Stored data
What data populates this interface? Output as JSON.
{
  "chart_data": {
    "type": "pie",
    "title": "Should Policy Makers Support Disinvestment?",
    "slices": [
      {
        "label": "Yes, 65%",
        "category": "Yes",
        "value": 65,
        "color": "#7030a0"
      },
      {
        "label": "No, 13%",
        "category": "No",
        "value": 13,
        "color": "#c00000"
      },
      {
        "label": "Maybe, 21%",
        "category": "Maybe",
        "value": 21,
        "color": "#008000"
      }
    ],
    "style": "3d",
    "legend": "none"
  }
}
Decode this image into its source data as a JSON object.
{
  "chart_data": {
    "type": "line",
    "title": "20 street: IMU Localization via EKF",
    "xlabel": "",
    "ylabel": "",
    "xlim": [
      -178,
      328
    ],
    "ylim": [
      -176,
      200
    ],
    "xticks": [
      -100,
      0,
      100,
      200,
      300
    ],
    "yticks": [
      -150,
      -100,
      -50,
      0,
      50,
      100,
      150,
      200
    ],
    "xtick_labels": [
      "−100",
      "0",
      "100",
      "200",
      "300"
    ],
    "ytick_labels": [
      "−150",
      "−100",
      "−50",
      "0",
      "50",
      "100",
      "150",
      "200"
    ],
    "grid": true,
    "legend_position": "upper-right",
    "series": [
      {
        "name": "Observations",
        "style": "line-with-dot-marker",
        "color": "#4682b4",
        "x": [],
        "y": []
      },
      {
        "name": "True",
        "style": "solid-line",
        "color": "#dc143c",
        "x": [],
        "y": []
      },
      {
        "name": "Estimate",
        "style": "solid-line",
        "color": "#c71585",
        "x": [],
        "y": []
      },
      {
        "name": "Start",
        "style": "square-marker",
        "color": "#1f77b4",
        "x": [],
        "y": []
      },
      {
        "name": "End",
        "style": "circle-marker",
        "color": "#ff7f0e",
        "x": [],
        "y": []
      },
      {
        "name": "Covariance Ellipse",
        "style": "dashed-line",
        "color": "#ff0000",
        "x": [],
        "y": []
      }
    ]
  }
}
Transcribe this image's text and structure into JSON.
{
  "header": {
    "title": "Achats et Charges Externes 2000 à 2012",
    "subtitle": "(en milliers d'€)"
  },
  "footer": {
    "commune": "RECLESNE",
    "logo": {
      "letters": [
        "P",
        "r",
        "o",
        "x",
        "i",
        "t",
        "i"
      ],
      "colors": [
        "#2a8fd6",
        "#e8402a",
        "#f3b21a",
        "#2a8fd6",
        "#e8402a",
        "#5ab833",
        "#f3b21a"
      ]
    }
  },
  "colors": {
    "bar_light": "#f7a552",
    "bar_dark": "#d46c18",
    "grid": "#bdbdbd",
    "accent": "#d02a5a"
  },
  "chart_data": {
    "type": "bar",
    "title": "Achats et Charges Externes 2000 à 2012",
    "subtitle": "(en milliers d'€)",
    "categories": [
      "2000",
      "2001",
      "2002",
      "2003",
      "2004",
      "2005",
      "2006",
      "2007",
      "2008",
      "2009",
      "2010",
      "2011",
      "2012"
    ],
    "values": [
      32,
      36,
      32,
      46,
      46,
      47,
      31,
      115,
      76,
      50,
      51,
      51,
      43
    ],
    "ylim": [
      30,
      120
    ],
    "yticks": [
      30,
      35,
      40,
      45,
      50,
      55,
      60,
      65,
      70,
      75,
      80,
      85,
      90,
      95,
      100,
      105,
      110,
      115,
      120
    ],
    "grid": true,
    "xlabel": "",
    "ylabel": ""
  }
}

- _AIM_: In the material above, find the lines that contain "this" and show them.

- _EXPECTED OUTPUT_:
What data populates this interface? Output as JSON.
Decode this image into its source data as a JSON object.
Transcribe this image's text and structure into JSON.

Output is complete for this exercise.